» Extracted data entries

--- begin ---

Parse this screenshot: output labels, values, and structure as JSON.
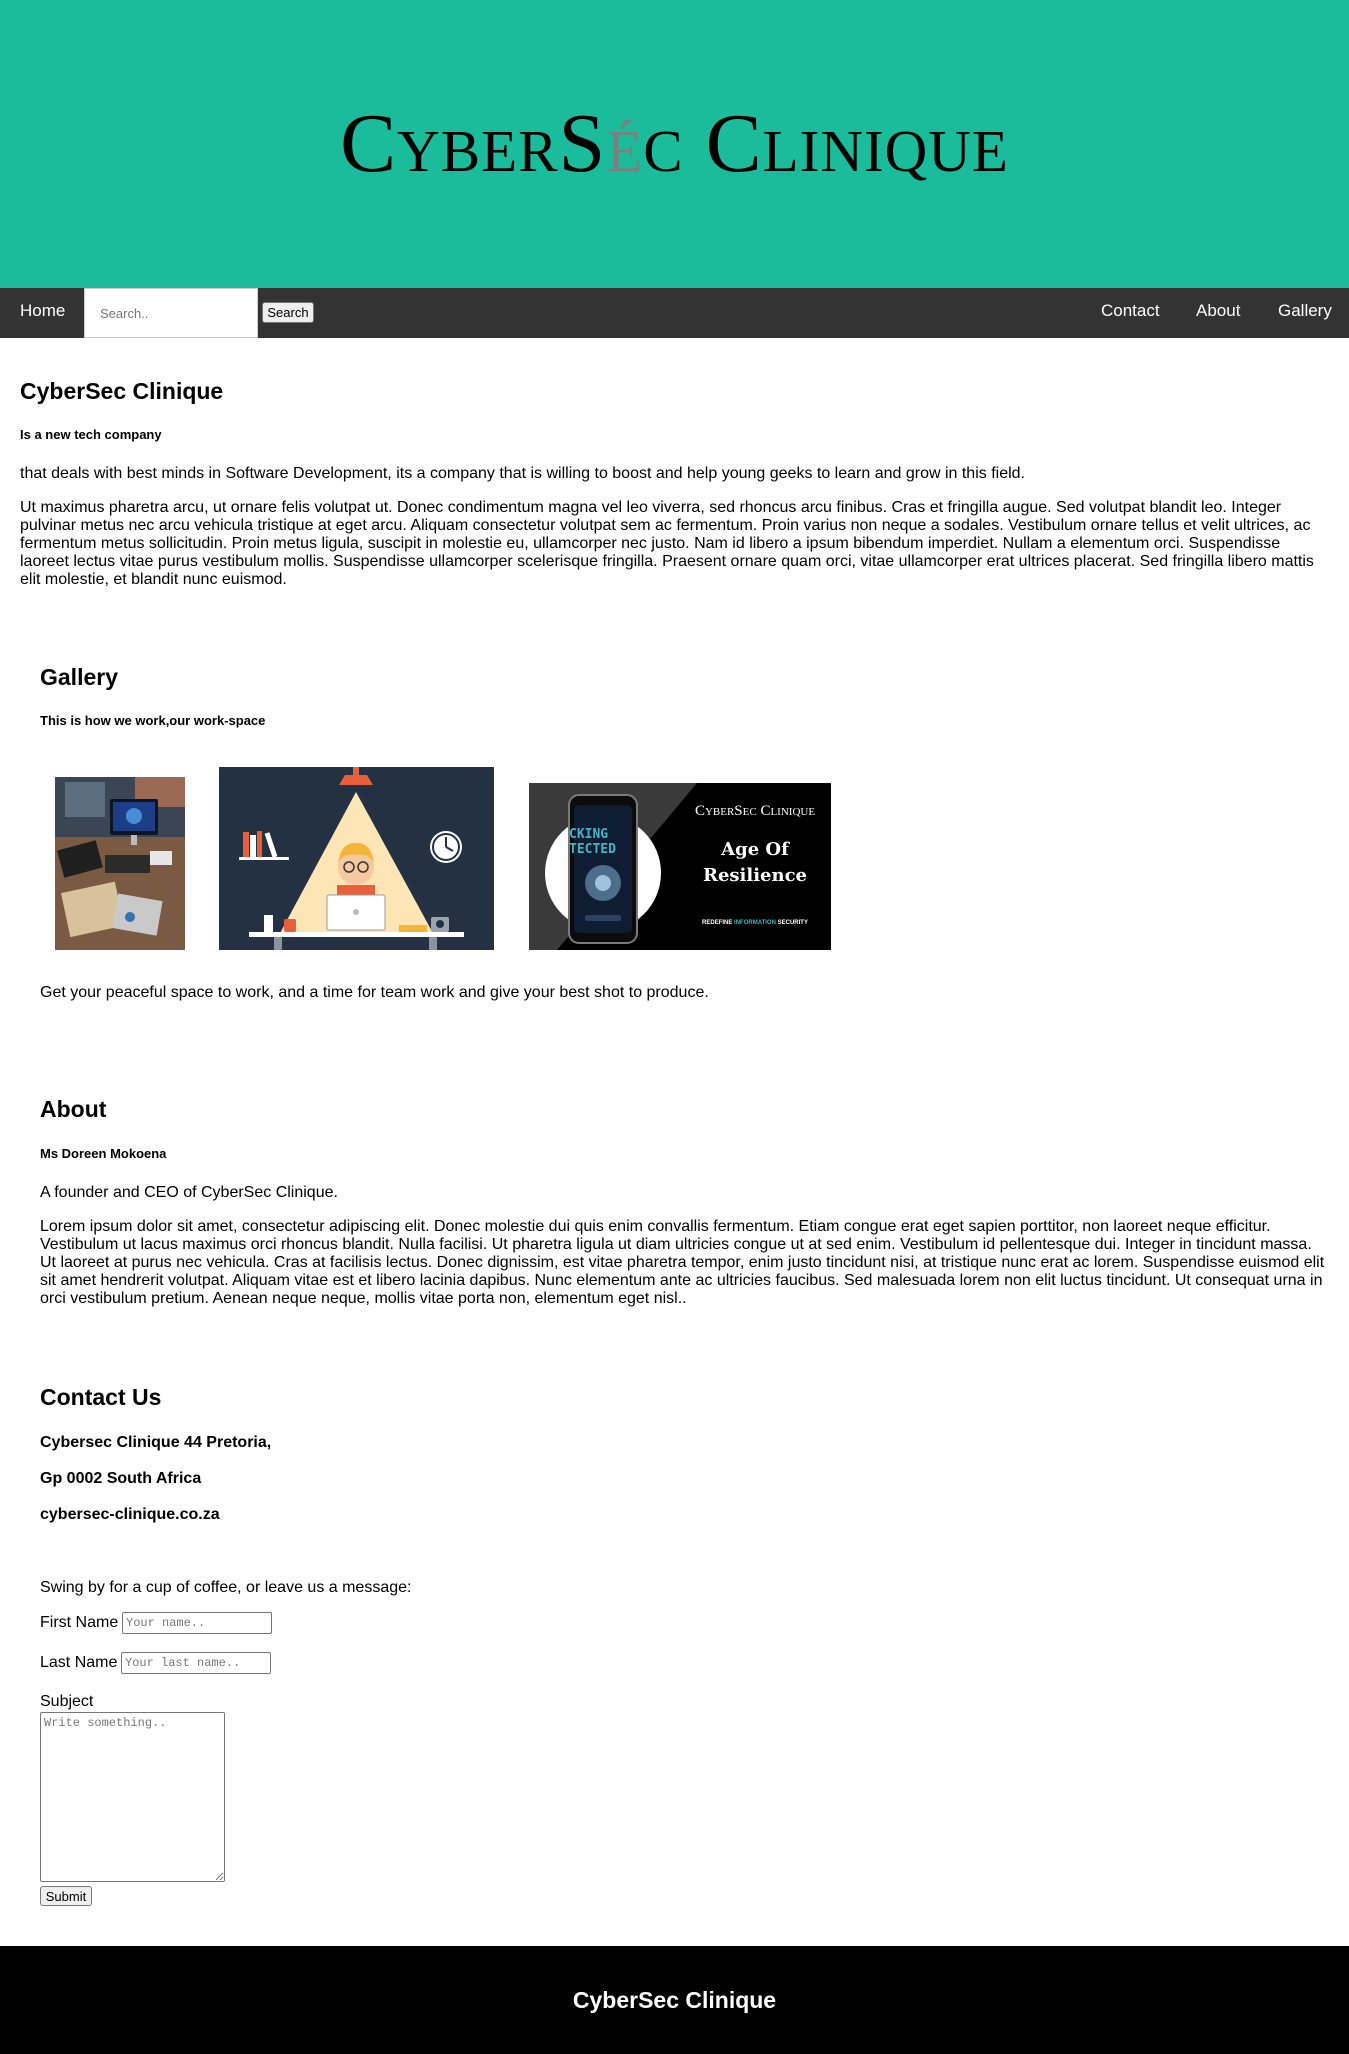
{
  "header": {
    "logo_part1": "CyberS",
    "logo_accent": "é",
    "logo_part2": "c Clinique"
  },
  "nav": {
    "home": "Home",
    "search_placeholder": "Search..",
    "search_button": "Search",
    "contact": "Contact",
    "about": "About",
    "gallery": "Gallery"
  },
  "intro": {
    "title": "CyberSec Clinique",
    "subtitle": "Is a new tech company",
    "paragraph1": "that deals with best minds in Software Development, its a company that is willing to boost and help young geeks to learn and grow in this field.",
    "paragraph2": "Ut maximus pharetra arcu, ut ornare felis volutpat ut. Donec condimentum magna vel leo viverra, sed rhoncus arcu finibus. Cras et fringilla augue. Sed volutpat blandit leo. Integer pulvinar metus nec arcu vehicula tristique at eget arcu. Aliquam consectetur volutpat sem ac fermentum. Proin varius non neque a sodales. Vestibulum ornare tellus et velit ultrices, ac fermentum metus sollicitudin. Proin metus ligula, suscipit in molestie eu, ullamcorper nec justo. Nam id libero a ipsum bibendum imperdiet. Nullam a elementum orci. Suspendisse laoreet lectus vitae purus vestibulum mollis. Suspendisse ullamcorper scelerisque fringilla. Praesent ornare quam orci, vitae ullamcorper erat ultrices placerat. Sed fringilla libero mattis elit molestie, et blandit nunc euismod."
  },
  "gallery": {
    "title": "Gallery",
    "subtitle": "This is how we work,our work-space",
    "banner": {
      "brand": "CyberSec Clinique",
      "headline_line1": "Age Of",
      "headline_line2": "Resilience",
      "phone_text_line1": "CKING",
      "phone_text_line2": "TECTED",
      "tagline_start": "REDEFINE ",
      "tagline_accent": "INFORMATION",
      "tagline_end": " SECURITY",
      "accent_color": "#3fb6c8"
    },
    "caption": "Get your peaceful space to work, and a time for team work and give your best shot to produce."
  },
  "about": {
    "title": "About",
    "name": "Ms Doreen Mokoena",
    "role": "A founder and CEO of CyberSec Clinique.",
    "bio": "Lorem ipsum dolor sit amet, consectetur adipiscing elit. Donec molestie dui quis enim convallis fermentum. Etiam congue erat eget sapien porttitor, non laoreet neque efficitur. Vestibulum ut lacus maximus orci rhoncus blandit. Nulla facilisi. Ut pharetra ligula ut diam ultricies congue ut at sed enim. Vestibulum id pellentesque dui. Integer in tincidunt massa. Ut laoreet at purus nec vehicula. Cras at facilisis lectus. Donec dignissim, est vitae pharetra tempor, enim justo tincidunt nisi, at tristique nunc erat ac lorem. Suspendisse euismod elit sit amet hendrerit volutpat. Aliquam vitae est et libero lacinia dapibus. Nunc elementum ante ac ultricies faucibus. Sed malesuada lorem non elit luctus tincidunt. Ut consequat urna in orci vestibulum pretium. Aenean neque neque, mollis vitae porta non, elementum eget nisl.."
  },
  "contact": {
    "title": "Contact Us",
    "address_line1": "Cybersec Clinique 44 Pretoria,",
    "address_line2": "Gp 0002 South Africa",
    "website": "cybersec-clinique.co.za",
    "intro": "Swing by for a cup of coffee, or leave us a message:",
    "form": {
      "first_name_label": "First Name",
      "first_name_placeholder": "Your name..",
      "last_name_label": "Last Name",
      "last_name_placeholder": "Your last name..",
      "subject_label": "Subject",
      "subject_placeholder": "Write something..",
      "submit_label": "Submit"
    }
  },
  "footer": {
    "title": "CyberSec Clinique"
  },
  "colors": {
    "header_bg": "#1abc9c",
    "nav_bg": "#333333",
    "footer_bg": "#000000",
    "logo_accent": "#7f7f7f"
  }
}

--- end ---
--- begin ---

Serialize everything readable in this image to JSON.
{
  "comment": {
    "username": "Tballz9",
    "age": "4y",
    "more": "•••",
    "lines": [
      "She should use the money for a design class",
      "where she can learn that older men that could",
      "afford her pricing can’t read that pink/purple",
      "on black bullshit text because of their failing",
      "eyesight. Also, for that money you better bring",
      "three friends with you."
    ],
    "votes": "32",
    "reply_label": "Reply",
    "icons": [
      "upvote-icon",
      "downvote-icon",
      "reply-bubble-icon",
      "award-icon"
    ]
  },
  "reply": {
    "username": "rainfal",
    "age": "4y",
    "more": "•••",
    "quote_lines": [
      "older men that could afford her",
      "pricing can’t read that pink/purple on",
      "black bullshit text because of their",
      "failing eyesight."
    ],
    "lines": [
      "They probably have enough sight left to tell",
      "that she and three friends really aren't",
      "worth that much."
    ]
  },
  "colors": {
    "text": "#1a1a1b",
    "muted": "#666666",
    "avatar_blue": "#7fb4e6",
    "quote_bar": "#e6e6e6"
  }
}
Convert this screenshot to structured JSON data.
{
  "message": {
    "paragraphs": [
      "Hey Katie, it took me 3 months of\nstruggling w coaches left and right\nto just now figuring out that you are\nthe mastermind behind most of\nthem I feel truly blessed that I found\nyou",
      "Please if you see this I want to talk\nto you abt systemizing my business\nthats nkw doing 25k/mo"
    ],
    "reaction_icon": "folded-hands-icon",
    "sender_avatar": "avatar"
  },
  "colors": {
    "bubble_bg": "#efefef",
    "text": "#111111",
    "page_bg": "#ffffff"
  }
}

--- end ---
--- begin ---

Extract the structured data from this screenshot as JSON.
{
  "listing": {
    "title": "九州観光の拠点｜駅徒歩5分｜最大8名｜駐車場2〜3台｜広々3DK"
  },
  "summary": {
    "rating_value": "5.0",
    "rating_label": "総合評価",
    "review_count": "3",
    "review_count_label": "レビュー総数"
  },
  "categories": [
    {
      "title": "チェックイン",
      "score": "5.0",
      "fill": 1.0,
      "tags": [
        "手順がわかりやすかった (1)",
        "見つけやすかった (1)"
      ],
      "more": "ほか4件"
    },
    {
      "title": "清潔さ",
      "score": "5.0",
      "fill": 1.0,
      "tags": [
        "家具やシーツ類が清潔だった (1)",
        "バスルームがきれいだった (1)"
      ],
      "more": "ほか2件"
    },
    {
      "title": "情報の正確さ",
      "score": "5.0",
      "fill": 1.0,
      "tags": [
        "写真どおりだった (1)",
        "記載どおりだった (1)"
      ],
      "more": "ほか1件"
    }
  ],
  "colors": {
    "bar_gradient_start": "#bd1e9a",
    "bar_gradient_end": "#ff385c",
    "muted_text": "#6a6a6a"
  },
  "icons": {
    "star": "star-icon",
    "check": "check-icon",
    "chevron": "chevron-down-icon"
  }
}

--- end ---

» Given exercise
Extract all lines containing the word "black".

» Output for this task
      "on black bullshit text because of their failing",
      "black bullshit text because of their",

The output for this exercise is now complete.